=== Provided records ===
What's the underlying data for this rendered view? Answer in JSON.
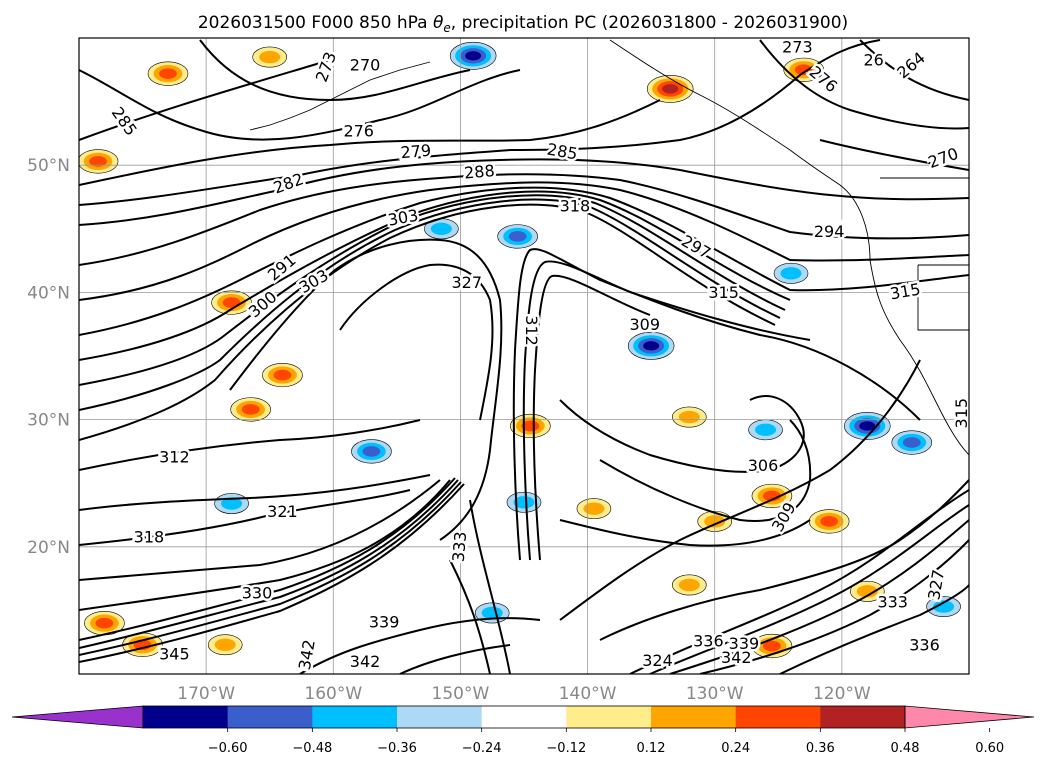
{
  "chart_data": {
    "type": "contour_map",
    "title_main": "2026031500 F000 850 hPa ",
    "title_var": "θ",
    "title_sub": "e",
    "title_rest": ", precipitation PC (2026031800 - 2026031900)",
    "lon_range": [
      -180,
      -110
    ],
    "lat_range": [
      10,
      60
    ],
    "lon_ticks": [
      -170,
      -160,
      -150,
      -140,
      -130,
      -120
    ],
    "lon_tick_labels": [
      "170°W",
      "160°W",
      "150°W",
      "140°W",
      "130°W",
      "120°W"
    ],
    "lat_ticks": [
      20,
      30,
      40,
      50
    ],
    "lat_tick_labels": [
      "20°N",
      "30°N",
      "40°N",
      "50°N"
    ],
    "grid": true,
    "contour_levels": [
      "264",
      "270",
      "273",
      "276",
      "279",
      "282",
      "285",
      "288",
      "291",
      "294",
      "297",
      "300",
      "303",
      "306",
      "309",
      "312",
      "315",
      "318",
      "321",
      "324",
      "327",
      "330",
      "333",
      "336",
      "339",
      "342",
      "345"
    ],
    "contour_labels": [
      {
        "text": "285",
        "lon": -176.5,
        "lat": 53.4,
        "rot": 55
      },
      {
        "text": "273",
        "lon": -160.5,
        "lat": 57.7,
        "rot": -70
      },
      {
        "text": "270",
        "lon": -157.5,
        "lat": 57.8,
        "rot": 0
      },
      {
        "text": "276",
        "lon": -158,
        "lat": 52.6,
        "rot": 0
      },
      {
        "text": "279",
        "lon": -153.5,
        "lat": 51.0,
        "rot": -5
      },
      {
        "text": "282",
        "lon": -163.5,
        "lat": 48.5,
        "rot": -20
      },
      {
        "text": "285",
        "lon": -142,
        "lat": 51.0,
        "rot": 10
      },
      {
        "text": "288",
        "lon": -148.5,
        "lat": 49.4,
        "rot": -5
      },
      {
        "text": "291",
        "lon": -164,
        "lat": 41.9,
        "rot": -40
      },
      {
        "text": "300",
        "lon": -165.5,
        "lat": 39.0,
        "rot": -40
      },
      {
        "text": "303",
        "lon": -161.5,
        "lat": 40.8,
        "rot": -30
      },
      {
        "text": "303",
        "lon": -154.5,
        "lat": 45.8,
        "rot": -10
      },
      {
        "text": "318",
        "lon": -141,
        "lat": 46.7,
        "rot": 0
      },
      {
        "text": "327",
        "lon": -149.5,
        "lat": 40.7,
        "rot": 0
      },
      {
        "text": "312",
        "lon": -144.5,
        "lat": 37.0,
        "rot": 90
      },
      {
        "text": "309",
        "lon": -135.5,
        "lat": 37.4,
        "rot": 0
      },
      {
        "text": "297",
        "lon": -131.5,
        "lat": 43.5,
        "rot": 30
      },
      {
        "text": "315",
        "lon": -129.3,
        "lat": 39.9,
        "rot": 0
      },
      {
        "text": "294",
        "lon": -121,
        "lat": 44.7,
        "rot": 0
      },
      {
        "text": "315",
        "lon": -115,
        "lat": 40.0,
        "rot": -10
      },
      {
        "text": "276",
        "lon": -121.5,
        "lat": 56.7,
        "rot": 40
      },
      {
        "text": "273",
        "lon": -123.5,
        "lat": 59.2,
        "rot": 0
      },
      {
        "text": "264",
        "lon": -114.5,
        "lat": 57.8,
        "rot": -40
      },
      {
        "text": "270",
        "lon": -112,
        "lat": 50.5,
        "rot": -20
      },
      {
        "text": "26",
        "lon": -117.5,
        "lat": 58.2,
        "rot": 0
      },
      {
        "text": "312",
        "lon": -172.5,
        "lat": 27.0,
        "rot": 0
      },
      {
        "text": "321",
        "lon": -164,
        "lat": 22.7,
        "rot": 0
      },
      {
        "text": "318",
        "lon": -174.5,
        "lat": 20.7,
        "rot": 0
      },
      {
        "text": "330",
        "lon": -166,
        "lat": 16.3,
        "rot": 0
      },
      {
        "text": "333",
        "lon": -150,
        "lat": 20.0,
        "rot": -85
      },
      {
        "text": "339",
        "lon": -156,
        "lat": 14.0,
        "rot": 0
      },
      {
        "text": "345",
        "lon": -172.5,
        "lat": 11.5,
        "rot": 0
      },
      {
        "text": "342",
        "lon": -162,
        "lat": 11.5,
        "rot": -80
      },
      {
        "text": "342",
        "lon": -157.5,
        "lat": 10.9,
        "rot": 0
      },
      {
        "text": "306",
        "lon": -126.2,
        "lat": 26.3,
        "rot": 0
      },
      {
        "text": "309",
        "lon": -124.5,
        "lat": 22.3,
        "rot": -60
      },
      {
        "text": "333",
        "lon": -116,
        "lat": 15.6,
        "rot": 0
      },
      {
        "text": "336",
        "lon": -113.5,
        "lat": 12.2,
        "rot": 0
      },
      {
        "text": "339",
        "lon": -127.7,
        "lat": 12.3,
        "rot": 0
      },
      {
        "text": "342",
        "lon": -128.3,
        "lat": 11.2,
        "rot": 0
      },
      {
        "text": "336",
        "lon": -130.5,
        "lat": 12.5,
        "rot": 0
      },
      {
        "text": "327",
        "lon": -112.5,
        "lat": 17.0,
        "rot": -80
      },
      {
        "text": "324",
        "lon": -134.5,
        "lat": 11.0,
        "rot": 0
      },
      {
        "text": "315",
        "lon": -110.5,
        "lat": 30.5,
        "rot": -90
      }
    ],
    "precip_patches": [
      {
        "lon": -165,
        "lat": 58.5,
        "level": 0.3
      },
      {
        "lon": -173,
        "lat": 57.2,
        "level": 0.4
      },
      {
        "lon": -149,
        "lat": 58.6,
        "level": -0.5
      },
      {
        "lon": -133.5,
        "lat": 56.0,
        "level": 0.5
      },
      {
        "lon": -123,
        "lat": 57.5,
        "level": 0.4
      },
      {
        "lon": -178.5,
        "lat": 50.3,
        "level": 0.4
      },
      {
        "lon": -168,
        "lat": 39.2,
        "level": 0.4
      },
      {
        "lon": -145.5,
        "lat": 44.4,
        "level": -0.4
      },
      {
        "lon": -151.5,
        "lat": 45.0,
        "level": -0.3
      },
      {
        "lon": -135,
        "lat": 35.8,
        "level": -0.5
      },
      {
        "lon": -124,
        "lat": 41.5,
        "level": -0.3
      },
      {
        "lon": -164,
        "lat": 33.5,
        "level": 0.4
      },
      {
        "lon": -166.5,
        "lat": 30.8,
        "level": 0.4
      },
      {
        "lon": -157,
        "lat": 27.5,
        "level": -0.4
      },
      {
        "lon": -132,
        "lat": 30.2,
        "level": 0.3
      },
      {
        "lon": -118,
        "lat": 29.5,
        "level": -0.5
      },
      {
        "lon": -114.5,
        "lat": 28.2,
        "level": -0.4
      },
      {
        "lon": -126,
        "lat": 29.2,
        "level": -0.3
      },
      {
        "lon": -144.5,
        "lat": 29.5,
        "level": 0.4
      },
      {
        "lon": -125.5,
        "lat": 24.0,
        "level": 0.4
      },
      {
        "lon": -130,
        "lat": 22.0,
        "level": 0.3
      },
      {
        "lon": -121,
        "lat": 22.0,
        "level": 0.4
      },
      {
        "lon": -145,
        "lat": 23.5,
        "level": -0.3
      },
      {
        "lon": -168,
        "lat": 23.4,
        "level": -0.3
      },
      {
        "lon": -178,
        "lat": 14.0,
        "level": 0.4
      },
      {
        "lon": -175,
        "lat": 12.3,
        "level": 0.4
      },
      {
        "lon": -168.5,
        "lat": 12.3,
        "level": 0.3
      },
      {
        "lon": -147.5,
        "lat": 14.8,
        "level": -0.3
      },
      {
        "lon": -139.5,
        "lat": 23.0,
        "level": 0.3
      },
      {
        "lon": -132,
        "lat": 17.0,
        "level": 0.3
      },
      {
        "lon": -125.5,
        "lat": 12.2,
        "level": 0.4
      },
      {
        "lon": -118,
        "lat": 16.5,
        "level": 0.3
      },
      {
        "lon": -112,
        "lat": 15.3,
        "level": -0.3
      }
    ],
    "colorbar": {
      "ticks": [
        "−0.60",
        "−0.48",
        "−0.36",
        "−0.24",
        "−0.12",
        "0.12",
        "0.24",
        "0.36",
        "0.48",
        "0.60"
      ],
      "colors": [
        "#9932cc",
        "#00008b",
        "#3a5fcd",
        "#00bfff",
        "#add8f6",
        "#ffffff",
        "#ffec8b",
        "#ffa500",
        "#ff4500",
        "#b22222",
        "#ff88aa"
      ],
      "levels": [
        -0.6,
        -0.48,
        -0.36,
        -0.24,
        -0.12,
        0.12,
        0.24,
        0.36,
        0.48,
        0.6
      ]
    }
  }
}
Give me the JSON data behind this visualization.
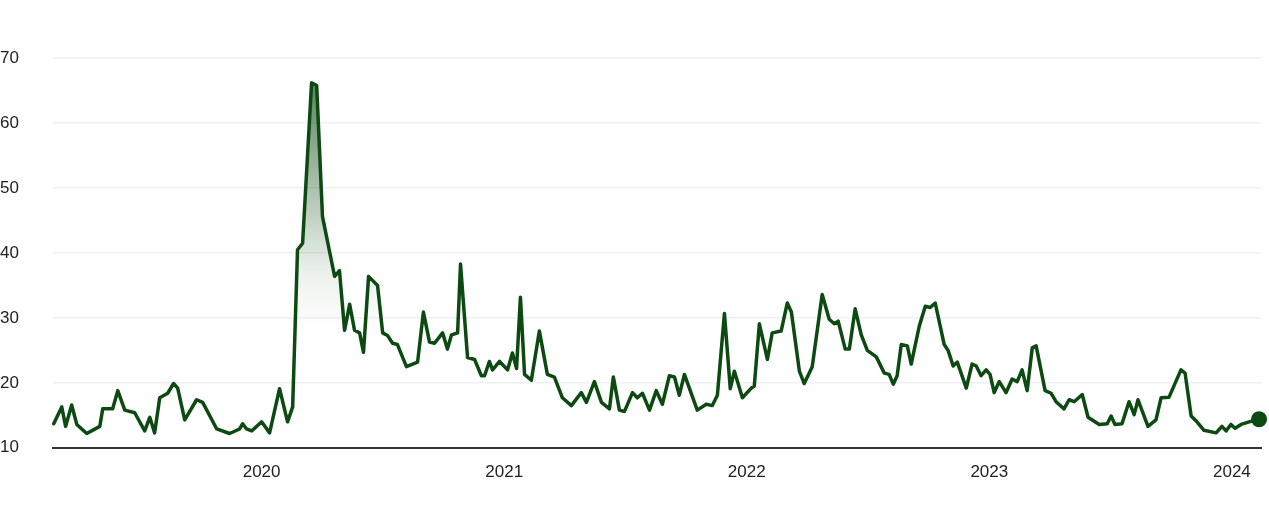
{
  "chart_data": {
    "type": "area",
    "xlim": [
      2019.14,
      2024.12
    ],
    "xticks": [
      2020,
      2021,
      2022,
      2023,
      2024
    ],
    "ylim": [
      10,
      70
    ],
    "yticks": [
      10,
      20,
      30,
      40,
      50,
      60,
      70
    ],
    "grid": "y",
    "marker": "none",
    "series": [
      {
        "color": "#0d4a12",
        "x": [
          2019.143,
          2019.176,
          2019.192,
          2019.217,
          2019.238,
          2019.279,
          2019.333,
          2019.345,
          2019.386,
          2019.407,
          2019.436,
          2019.477,
          2019.518,
          2019.539,
          2019.559,
          2019.58,
          2019.613,
          2019.637,
          2019.654,
          2019.683,
          2019.732,
          2019.757,
          2019.815,
          2019.868,
          2019.909,
          2019.922,
          2019.938,
          2019.959,
          2020.0,
          2020.033,
          2020.074,
          2020.107,
          2020.128,
          2020.148,
          2020.169,
          2020.206,
          2020.227,
          2020.251,
          2020.301,
          2020.321,
          2020.342,
          2020.363,
          2020.383,
          2020.404,
          2020.42,
          2020.441,
          2020.478,
          2020.499,
          2020.519,
          2020.54,
          2020.56,
          2020.597,
          2020.643,
          2020.667,
          2020.692,
          2020.713,
          2020.746,
          2020.766,
          2020.783,
          2020.808,
          2020.82,
          2020.849,
          2020.878,
          2020.906,
          2020.919,
          2020.939,
          2020.952,
          2020.981,
          2021.014,
          2021.034,
          2021.051,
          2021.067,
          2021.084,
          2021.112,
          2021.145,
          2021.178,
          2021.207,
          2021.24,
          2021.277,
          2021.318,
          2021.339,
          2021.372,
          2021.401,
          2021.434,
          2021.45,
          2021.475,
          2021.496,
          2021.529,
          2021.549,
          2021.57,
          2021.599,
          2021.627,
          2021.652,
          2021.681,
          2021.702,
          2021.722,
          2021.743,
          2021.796,
          2021.833,
          2021.858,
          2021.879,
          2021.908,
          2021.932,
          2021.949,
          2021.982,
          2022.019,
          2022.031,
          2022.052,
          2022.085,
          2022.105,
          2022.142,
          2022.167,
          2022.184,
          2022.217,
          2022.237,
          2022.27,
          2022.311,
          2022.34,
          2022.361,
          2022.377,
          2022.406,
          2022.423,
          2022.447,
          2022.472,
          2022.497,
          2022.534,
          2022.567,
          2022.587,
          2022.604,
          2022.62,
          2022.637,
          2022.662,
          2022.678,
          2022.711,
          2022.736,
          2022.756,
          2022.777,
          2022.814,
          2022.83,
          2022.851,
          2022.868,
          2022.905,
          2022.929,
          2022.946,
          2022.966,
          2022.987,
          2023.003,
          2023.02,
          2023.041,
          2023.069,
          2023.094,
          2023.115,
          2023.135,
          2023.156,
          2023.177,
          2023.193,
          2023.23,
          2023.255,
          2023.275,
          2023.308,
          2023.329,
          2023.35,
          2023.383,
          2023.407,
          2023.453,
          2023.486,
          2023.502,
          2023.518,
          2023.547,
          2023.576,
          2023.597,
          2023.613,
          2023.654,
          2023.687,
          2023.708,
          2023.741,
          2023.79,
          2023.807,
          2023.832,
          2023.856,
          2023.885,
          2023.935,
          2023.959,
          2023.976,
          2023.996,
          2024.013,
          2024.038,
          2024.071,
          2024.112
        ],
        "values": [
          13.7,
          16.3,
          13.3,
          16.6,
          13.6,
          12.2,
          13.3,
          16.0,
          16.0,
          18.8,
          15.8,
          15.4,
          12.6,
          14.7,
          12.3,
          17.7,
          18.4,
          19.9,
          19.2,
          14.3,
          17.4,
          17.0,
          12.9,
          12.2,
          12.9,
          13.7,
          12.9,
          12.6,
          14.0,
          12.3,
          19.1,
          14.0,
          16.3,
          40.5,
          41.5,
          66.2,
          65.8,
          45.6,
          36.4,
          37.3,
          28.1,
          32.1,
          28.1,
          27.7,
          24.7,
          36.4,
          35.0,
          27.7,
          27.3,
          26.1,
          25.9,
          22.5,
          23.2,
          30.9,
          26.3,
          26.1,
          27.7,
          25.2,
          27.4,
          27.7,
          38.3,
          23.9,
          23.6,
          21.1,
          21.1,
          23.3,
          22.0,
          23.3,
          22.0,
          24.6,
          22.2,
          33.2,
          21.3,
          20.4,
          28.0,
          21.3,
          20.9,
          17.7,
          16.5,
          18.5,
          17.0,
          20.2,
          17.0,
          16.0,
          20.9,
          15.8,
          15.6,
          18.5,
          17.7,
          18.4,
          15.8,
          18.8,
          16.7,
          21.1,
          20.9,
          18.1,
          21.3,
          15.8,
          16.7,
          16.5,
          18.1,
          30.7,
          19.1,
          21.8,
          17.7,
          19.2,
          19.5,
          29.1,
          23.6,
          27.7,
          28.0,
          32.3,
          30.9,
          21.8,
          19.9,
          22.5,
          33.6,
          29.8,
          29.1,
          29.5,
          25.2,
          25.2,
          31.4,
          27.4,
          25.0,
          24.0,
          21.5,
          21.3,
          19.8,
          21.1,
          25.9,
          25.7,
          22.9,
          28.7,
          31.8,
          31.6,
          32.3,
          25.9,
          25.0,
          22.6,
          23.2,
          19.2,
          22.9,
          22.6,
          21.1,
          22.0,
          21.3,
          18.5,
          20.2,
          18.5,
          20.6,
          20.2,
          22.0,
          18.8,
          25.4,
          25.7,
          18.8,
          18.4,
          17.1,
          16.0,
          17.4,
          17.1,
          18.2,
          14.7,
          13.6,
          13.7,
          14.9,
          13.6,
          13.7,
          17.1,
          15.1,
          17.4,
          13.3,
          14.3,
          17.7,
          17.8,
          22.0,
          21.5,
          14.9,
          14.0,
          12.7,
          12.3,
          13.3,
          12.6,
          13.6,
          13.0,
          13.6,
          14.0,
          14.4
        ]
      }
    ]
  }
}
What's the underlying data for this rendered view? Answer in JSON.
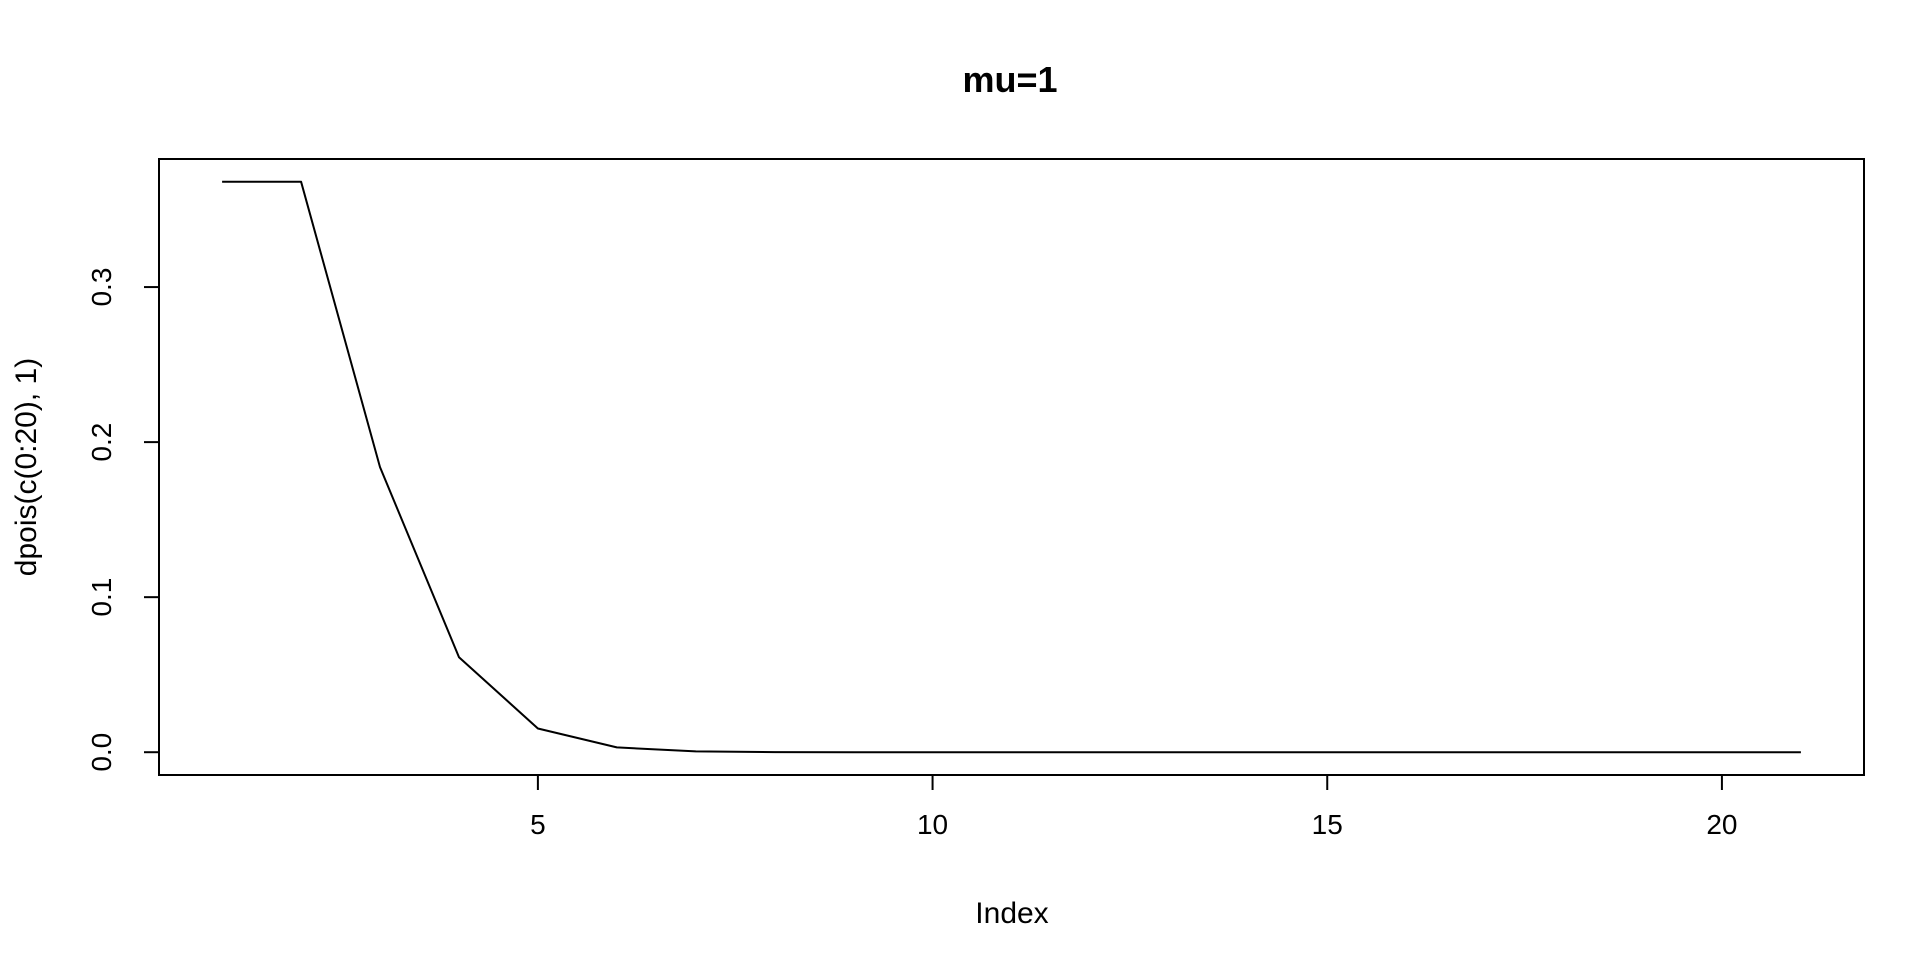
{
  "chart_data": {
    "type": "line",
    "title": "mu=1",
    "xlabel": "Index",
    "ylabel": "dpois(c(0:20), 1)",
    "x": [
      1,
      2,
      3,
      4,
      5,
      6,
      7,
      8,
      9,
      10,
      11,
      12,
      13,
      14,
      15,
      16,
      17,
      18,
      19,
      20,
      21
    ],
    "series": [
      {
        "values": [
          0.3679,
          0.3679,
          0.1839,
          0.0613,
          0.0153,
          0.0031,
          0.0005,
          0.0001,
          0.0,
          0.0,
          0.0,
          0.0,
          0.0,
          0.0,
          0.0,
          0.0,
          0.0,
          0.0,
          0.0,
          0.0,
          0.0
        ]
      }
    ],
    "xlim": [
      0.2,
      21.8
    ],
    "ylim": [
      -0.0147,
      0.3826
    ],
    "xticks": [
      5,
      10,
      15,
      20
    ],
    "xtick_labels": [
      "5",
      "10",
      "15",
      "20"
    ],
    "yticks": [
      0.0,
      0.1,
      0.2,
      0.3
    ],
    "ytick_labels": [
      "0.0",
      "0.1",
      "0.2",
      "0.3"
    ],
    "grid": false,
    "color": "#000000"
  }
}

=== What you should do ===
Identify the lines that hold the word "type". Copy every one of them.

=== Answer to the task ===
    "type": "contour_map",
    "type": "area",
    "type": "line",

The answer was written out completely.